Econintersect:  Harrisburg, PA has been charged by the SEC (Securities and Exchange Commission) with making misleading public statements in the city’s budget report, annual and midyear financial statements in the time period (2009-2011) before the city went under state receivership.  The city is essentially bankrupt, unable to meet operating and debt service payments.  According  Marlene Y. Satter, AdvisorOne, the city is delinquent on approximately $13.9 million in general obligation debt service payments.  The biggest albatross for Harrisburg is the municipal recylcing plant pictured below, picture from AdvisorOne.

Harrisburg-recycle-plant-AdvisorOne

Follow up:

According to AdvisorOne, this is the first ever action for the SEC against a municipality other than for statements in its securities disclosure documents.  The inference of the charges is that Harrisburg officials undertook a comprehensive campaign to provide misleading statements and omissions across many fronts.

**ACTION ITEM A**. According to the Harrisburg passage, about how much in general obligation debt service payments is the city delinquent on?
**ACTION ITEM B**. Copy the portion of the Harrisburg passage that starts with the words containing "According to AdvisorOne, this" and ends with "across many fronts.".
Answer from the Harrisburg passage alone, without drawing on outside knowledge.

**STUDY MATERIAL**.

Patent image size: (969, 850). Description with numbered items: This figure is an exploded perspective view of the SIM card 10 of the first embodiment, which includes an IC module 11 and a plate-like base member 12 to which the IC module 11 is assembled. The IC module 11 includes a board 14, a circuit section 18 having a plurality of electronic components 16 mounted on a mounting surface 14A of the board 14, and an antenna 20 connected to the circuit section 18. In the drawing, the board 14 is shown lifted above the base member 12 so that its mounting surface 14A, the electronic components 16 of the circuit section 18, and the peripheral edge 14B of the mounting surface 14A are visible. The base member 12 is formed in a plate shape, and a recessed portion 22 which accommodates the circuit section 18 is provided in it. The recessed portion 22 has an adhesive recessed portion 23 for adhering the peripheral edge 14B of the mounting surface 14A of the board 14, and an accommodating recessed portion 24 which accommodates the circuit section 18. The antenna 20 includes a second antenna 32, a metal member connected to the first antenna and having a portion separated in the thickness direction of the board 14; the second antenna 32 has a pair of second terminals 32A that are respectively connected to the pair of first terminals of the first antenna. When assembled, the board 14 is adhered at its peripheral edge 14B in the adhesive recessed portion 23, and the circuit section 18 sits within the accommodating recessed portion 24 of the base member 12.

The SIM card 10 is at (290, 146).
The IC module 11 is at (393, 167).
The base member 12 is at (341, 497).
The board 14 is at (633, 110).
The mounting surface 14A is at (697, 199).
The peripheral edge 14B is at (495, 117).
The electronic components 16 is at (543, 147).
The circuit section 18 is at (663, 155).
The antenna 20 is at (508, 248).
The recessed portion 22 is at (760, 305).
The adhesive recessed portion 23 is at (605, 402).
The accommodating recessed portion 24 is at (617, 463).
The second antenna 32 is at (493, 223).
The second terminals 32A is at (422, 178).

**RESPONSE A**. Approximately $13.9 million.

**RESPONSE B**.
According to AdvisorOne, this is the first ever action for the SEC against a municipality other than for statements in its securities disclosure documents.  The inference of the charges is that Harrisburg officials undertook a comprehensive campaign to provide misleading statements and omissions across many fronts.